start

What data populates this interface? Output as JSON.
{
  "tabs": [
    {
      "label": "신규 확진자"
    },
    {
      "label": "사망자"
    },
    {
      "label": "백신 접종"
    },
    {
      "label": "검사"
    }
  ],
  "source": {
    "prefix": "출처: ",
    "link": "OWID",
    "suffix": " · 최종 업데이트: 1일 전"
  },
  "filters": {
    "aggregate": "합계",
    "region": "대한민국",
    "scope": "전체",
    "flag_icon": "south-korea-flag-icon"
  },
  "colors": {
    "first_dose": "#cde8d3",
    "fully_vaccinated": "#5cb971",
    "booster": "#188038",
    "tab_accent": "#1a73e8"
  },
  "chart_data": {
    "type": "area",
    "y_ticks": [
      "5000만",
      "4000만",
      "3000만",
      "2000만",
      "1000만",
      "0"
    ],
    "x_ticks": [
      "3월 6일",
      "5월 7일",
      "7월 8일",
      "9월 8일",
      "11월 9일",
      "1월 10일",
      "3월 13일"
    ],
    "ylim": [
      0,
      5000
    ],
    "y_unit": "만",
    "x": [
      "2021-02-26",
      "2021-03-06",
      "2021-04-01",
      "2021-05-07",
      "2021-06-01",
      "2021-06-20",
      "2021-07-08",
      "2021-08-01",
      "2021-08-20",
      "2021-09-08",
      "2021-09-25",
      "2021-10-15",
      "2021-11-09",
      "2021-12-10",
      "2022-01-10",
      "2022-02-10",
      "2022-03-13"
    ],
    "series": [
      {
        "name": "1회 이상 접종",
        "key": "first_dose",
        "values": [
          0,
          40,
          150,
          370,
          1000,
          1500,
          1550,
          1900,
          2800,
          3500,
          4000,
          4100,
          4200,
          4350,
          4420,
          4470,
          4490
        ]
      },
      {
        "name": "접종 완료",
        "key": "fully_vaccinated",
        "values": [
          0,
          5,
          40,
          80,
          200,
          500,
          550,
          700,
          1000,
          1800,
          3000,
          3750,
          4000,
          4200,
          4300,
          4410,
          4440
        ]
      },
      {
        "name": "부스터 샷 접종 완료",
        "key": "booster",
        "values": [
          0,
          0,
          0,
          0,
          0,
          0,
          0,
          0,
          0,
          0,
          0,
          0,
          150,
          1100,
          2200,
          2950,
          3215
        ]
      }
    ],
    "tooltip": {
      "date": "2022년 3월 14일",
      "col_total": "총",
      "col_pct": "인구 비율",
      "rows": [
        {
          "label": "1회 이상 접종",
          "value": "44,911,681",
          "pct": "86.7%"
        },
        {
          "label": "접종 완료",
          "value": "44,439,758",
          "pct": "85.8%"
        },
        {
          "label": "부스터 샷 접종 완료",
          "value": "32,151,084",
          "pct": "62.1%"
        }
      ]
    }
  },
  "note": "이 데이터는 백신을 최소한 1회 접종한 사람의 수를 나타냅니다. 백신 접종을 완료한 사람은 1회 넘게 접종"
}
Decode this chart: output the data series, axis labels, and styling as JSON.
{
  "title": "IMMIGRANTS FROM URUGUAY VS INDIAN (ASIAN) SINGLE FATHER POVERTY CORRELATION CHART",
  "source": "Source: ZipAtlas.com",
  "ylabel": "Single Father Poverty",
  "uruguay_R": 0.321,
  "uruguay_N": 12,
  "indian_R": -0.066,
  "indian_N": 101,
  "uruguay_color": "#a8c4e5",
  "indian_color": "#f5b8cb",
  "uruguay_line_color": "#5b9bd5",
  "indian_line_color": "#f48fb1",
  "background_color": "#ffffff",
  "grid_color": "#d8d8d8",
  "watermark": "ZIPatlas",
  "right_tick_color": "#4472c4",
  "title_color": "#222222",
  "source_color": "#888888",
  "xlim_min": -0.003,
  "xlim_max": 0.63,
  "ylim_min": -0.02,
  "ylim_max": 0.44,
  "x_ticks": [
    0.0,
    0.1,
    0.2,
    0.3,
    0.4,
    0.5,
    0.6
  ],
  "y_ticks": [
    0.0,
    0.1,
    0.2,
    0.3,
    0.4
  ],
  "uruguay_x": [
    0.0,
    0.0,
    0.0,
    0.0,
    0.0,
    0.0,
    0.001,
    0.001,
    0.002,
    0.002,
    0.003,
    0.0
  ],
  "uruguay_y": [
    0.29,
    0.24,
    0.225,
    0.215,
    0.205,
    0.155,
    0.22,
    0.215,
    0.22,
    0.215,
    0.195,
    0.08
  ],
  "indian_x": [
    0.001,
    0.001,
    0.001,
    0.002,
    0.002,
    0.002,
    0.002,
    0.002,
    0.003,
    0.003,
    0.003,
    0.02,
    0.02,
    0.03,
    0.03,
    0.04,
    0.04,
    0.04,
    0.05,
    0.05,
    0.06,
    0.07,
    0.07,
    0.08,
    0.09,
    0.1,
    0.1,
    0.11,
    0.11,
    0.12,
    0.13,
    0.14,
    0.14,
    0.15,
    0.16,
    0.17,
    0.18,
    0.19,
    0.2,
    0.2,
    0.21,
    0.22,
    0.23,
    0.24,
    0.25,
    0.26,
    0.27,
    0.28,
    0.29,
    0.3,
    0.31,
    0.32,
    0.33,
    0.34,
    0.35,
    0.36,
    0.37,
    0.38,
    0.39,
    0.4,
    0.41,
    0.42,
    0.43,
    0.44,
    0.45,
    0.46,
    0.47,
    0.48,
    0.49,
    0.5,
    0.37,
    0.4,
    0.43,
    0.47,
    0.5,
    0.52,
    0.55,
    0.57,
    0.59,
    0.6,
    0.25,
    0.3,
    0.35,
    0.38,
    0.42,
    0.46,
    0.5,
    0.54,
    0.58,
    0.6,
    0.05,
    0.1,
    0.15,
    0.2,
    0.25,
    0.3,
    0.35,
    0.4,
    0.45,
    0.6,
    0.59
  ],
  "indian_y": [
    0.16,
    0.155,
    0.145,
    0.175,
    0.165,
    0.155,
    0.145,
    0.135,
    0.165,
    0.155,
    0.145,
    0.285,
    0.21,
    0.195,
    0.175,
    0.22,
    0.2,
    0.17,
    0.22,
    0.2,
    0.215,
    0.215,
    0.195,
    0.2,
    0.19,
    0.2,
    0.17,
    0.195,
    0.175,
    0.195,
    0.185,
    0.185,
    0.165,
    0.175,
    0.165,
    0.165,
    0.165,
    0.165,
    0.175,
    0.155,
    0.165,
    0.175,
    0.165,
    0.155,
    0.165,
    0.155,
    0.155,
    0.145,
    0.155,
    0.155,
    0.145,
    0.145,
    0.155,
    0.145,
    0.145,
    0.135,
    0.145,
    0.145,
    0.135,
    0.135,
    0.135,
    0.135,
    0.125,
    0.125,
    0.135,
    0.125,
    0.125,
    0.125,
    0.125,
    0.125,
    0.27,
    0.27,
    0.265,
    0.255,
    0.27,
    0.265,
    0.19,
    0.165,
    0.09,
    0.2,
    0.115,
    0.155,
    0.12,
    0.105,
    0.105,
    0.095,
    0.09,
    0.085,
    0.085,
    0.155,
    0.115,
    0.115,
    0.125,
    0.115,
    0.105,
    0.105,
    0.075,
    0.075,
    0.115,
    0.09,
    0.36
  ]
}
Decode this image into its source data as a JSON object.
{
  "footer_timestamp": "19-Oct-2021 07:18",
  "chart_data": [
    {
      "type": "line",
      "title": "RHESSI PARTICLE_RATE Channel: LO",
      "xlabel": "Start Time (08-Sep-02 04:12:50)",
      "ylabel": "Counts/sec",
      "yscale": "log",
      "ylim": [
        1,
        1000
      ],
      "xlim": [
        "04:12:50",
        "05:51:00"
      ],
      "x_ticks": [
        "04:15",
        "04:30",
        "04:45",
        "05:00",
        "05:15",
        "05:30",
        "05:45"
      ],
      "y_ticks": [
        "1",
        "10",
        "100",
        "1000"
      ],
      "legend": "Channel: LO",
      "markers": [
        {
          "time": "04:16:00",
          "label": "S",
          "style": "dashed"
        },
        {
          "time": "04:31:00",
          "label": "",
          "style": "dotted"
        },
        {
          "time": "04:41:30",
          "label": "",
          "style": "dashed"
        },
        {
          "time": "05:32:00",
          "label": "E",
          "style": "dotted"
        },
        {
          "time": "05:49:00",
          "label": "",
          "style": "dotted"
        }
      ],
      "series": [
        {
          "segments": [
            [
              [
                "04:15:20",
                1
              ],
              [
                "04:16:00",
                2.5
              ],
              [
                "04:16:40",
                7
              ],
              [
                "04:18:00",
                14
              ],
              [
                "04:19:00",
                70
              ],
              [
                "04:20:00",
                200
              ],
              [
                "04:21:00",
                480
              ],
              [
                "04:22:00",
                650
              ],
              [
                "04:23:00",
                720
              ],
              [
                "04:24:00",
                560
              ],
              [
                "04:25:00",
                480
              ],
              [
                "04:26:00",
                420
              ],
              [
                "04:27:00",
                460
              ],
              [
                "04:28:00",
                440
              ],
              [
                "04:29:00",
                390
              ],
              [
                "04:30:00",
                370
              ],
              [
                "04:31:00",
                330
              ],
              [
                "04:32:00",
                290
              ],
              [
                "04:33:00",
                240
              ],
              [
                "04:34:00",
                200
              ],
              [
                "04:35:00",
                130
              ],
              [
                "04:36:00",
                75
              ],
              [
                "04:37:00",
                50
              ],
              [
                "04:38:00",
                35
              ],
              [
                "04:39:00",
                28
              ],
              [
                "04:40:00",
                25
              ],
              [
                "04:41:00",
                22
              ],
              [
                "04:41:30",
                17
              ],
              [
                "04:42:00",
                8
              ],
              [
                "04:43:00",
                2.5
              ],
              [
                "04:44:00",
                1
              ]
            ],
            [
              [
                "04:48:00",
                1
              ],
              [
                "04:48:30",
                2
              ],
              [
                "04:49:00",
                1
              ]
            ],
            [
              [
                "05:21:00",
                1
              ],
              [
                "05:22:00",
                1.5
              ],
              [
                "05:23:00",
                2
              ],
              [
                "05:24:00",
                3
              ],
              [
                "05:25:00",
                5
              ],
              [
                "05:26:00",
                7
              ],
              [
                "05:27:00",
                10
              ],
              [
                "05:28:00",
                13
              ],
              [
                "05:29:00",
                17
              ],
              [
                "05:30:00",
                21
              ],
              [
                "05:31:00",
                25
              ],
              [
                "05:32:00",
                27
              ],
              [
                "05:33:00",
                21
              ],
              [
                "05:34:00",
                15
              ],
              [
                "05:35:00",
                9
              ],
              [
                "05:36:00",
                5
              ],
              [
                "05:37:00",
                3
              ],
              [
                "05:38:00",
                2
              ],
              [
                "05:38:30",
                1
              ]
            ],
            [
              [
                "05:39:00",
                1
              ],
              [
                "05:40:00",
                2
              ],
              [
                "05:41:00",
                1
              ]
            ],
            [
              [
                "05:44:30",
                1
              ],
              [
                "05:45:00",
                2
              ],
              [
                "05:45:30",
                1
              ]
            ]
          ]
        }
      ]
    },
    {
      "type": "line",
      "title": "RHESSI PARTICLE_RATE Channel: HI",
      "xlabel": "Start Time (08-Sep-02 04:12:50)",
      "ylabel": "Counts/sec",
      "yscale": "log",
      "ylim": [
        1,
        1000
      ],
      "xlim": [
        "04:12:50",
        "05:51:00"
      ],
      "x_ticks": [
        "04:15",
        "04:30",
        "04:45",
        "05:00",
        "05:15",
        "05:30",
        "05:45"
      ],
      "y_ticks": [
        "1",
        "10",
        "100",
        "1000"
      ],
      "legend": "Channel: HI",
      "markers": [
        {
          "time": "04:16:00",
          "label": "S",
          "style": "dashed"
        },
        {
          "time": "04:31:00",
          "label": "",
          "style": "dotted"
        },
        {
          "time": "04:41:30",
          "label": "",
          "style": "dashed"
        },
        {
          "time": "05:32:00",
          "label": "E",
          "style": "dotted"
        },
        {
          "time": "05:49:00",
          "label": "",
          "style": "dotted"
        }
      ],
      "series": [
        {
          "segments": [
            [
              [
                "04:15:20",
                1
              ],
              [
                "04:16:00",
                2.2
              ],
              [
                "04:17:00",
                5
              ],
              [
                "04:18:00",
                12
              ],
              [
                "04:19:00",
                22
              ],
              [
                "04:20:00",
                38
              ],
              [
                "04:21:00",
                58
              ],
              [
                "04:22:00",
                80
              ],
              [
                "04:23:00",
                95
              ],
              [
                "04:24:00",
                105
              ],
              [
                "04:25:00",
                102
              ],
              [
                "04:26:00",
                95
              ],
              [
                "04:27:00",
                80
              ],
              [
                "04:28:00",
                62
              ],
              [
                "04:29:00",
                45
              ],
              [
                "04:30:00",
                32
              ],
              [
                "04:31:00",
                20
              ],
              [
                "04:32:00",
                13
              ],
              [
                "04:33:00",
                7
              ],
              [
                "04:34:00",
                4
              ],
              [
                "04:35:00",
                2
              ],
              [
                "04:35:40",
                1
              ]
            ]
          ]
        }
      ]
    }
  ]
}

end

▸ Challenge: Find the lines with the string "legend" and reproduce them.

▸ Expected output:
      "legend": "Channel: LO",
      "legend": "Channel: HI",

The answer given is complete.